What you should do: Search the records for "this". Copy every line where it appears.

[Raw data start]

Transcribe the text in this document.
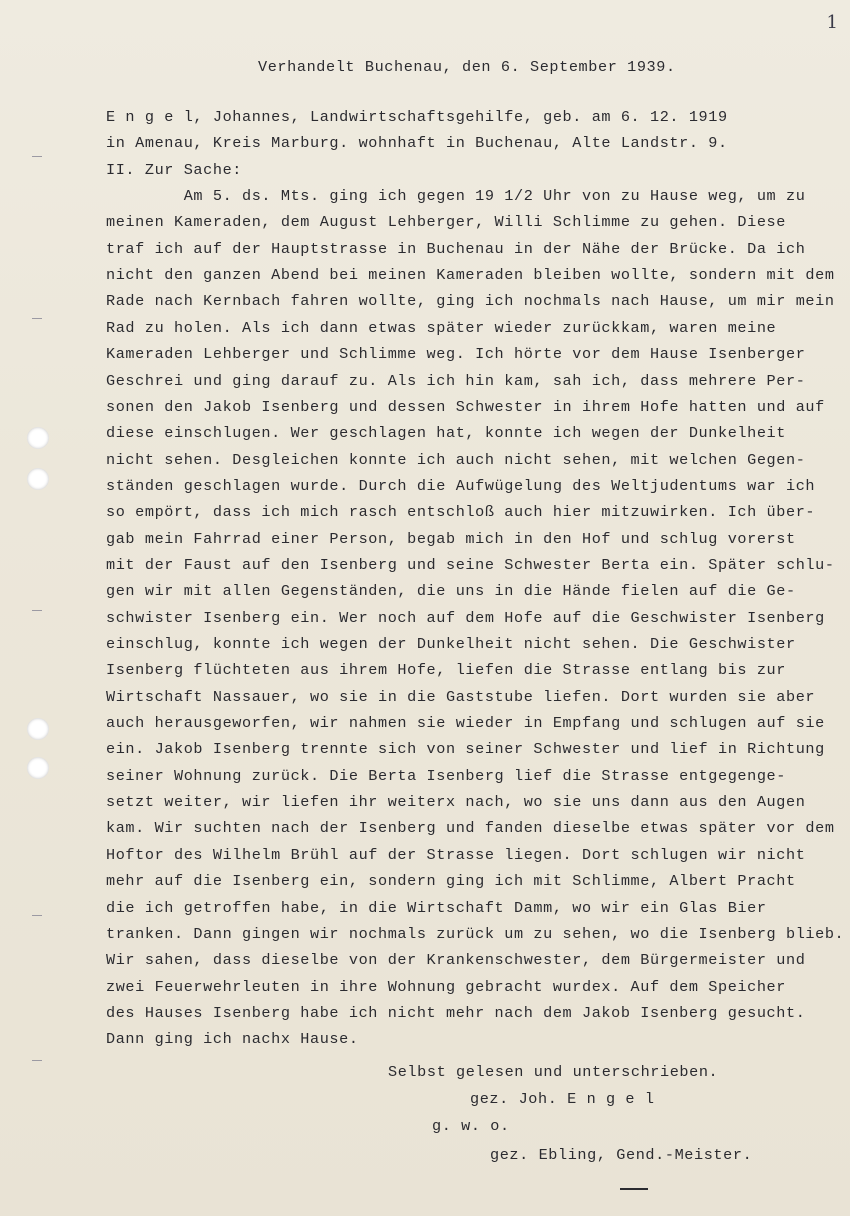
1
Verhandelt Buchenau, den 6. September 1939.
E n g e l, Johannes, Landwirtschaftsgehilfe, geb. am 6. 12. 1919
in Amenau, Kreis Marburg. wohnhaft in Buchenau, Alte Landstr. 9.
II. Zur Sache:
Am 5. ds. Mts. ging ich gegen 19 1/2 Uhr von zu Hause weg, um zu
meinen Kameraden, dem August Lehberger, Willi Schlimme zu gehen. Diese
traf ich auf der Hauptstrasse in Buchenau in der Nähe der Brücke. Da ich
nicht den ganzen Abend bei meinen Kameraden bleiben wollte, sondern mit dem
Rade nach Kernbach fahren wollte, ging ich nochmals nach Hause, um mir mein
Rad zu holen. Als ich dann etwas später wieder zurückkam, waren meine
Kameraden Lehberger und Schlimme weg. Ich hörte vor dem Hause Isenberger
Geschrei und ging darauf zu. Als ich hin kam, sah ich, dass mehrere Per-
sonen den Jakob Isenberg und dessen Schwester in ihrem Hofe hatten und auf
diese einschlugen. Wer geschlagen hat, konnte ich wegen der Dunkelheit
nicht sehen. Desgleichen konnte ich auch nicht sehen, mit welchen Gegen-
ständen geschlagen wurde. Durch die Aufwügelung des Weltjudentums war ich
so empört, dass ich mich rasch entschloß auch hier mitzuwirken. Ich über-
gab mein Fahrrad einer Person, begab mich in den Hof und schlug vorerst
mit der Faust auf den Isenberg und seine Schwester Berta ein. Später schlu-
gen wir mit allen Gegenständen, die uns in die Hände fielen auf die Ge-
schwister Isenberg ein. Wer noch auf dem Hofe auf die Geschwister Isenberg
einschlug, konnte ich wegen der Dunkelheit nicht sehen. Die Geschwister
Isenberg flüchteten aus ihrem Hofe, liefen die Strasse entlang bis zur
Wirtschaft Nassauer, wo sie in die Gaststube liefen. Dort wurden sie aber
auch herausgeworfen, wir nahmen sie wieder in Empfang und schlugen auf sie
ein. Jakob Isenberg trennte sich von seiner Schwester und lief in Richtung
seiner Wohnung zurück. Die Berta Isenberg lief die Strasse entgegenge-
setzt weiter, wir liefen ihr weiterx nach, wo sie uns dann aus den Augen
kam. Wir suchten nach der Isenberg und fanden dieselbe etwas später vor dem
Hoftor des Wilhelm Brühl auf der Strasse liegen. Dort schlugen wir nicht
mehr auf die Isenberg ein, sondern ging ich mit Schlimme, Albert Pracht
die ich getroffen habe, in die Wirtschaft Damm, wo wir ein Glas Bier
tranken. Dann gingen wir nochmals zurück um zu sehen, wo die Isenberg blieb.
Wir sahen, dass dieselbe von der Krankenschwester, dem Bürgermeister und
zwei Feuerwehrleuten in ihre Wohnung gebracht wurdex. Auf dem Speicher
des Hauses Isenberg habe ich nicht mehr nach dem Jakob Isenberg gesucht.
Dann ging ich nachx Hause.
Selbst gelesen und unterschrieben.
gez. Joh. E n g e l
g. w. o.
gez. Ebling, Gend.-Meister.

[Raw data end]
[Raw data start]

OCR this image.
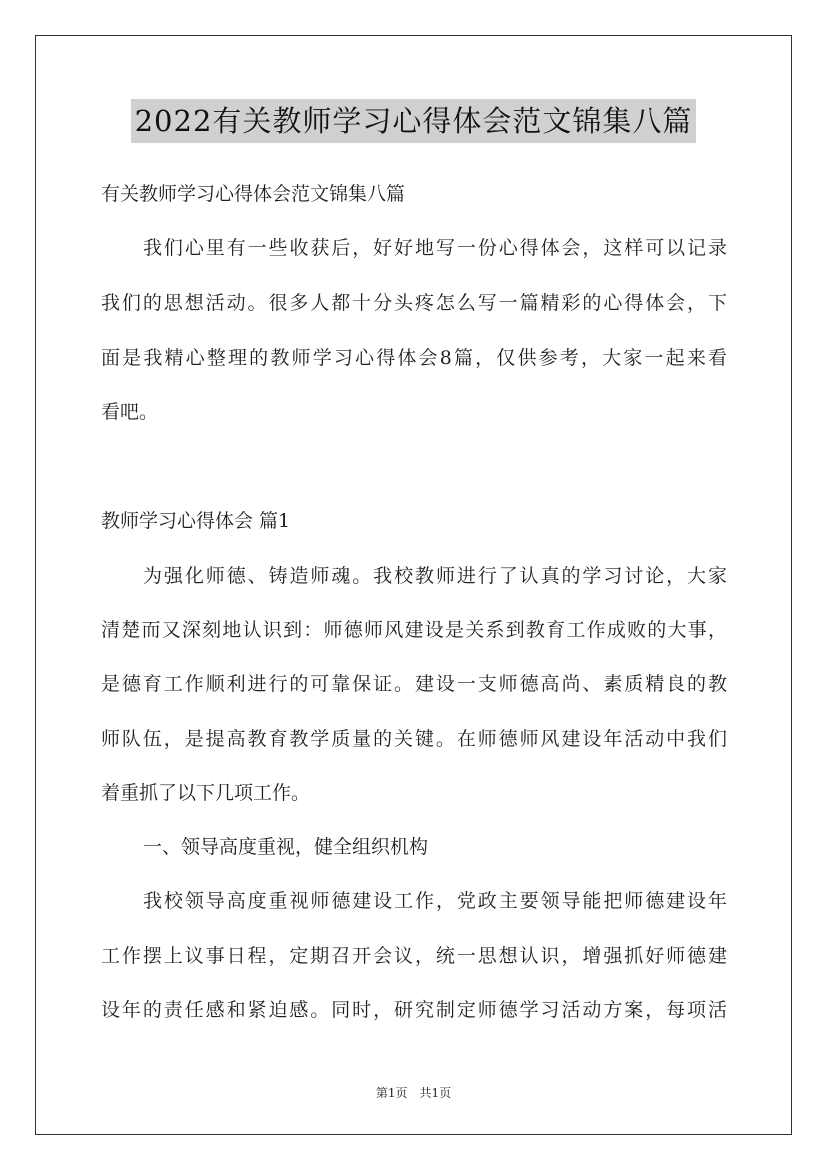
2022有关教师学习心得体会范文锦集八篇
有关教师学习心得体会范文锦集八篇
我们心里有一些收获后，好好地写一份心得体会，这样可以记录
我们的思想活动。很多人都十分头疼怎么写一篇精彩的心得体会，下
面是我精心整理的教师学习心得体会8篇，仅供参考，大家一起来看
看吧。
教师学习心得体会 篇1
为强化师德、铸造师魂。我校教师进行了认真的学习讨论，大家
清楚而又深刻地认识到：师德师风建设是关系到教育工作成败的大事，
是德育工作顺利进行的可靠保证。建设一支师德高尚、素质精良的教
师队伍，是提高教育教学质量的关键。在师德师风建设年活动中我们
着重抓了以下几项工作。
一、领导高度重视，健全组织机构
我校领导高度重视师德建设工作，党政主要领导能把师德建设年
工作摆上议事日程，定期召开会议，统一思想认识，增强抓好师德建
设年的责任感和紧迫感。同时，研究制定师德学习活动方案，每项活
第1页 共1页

[Raw data end]

Exercise solution:
Transcribe the text in this document.
OCR this image.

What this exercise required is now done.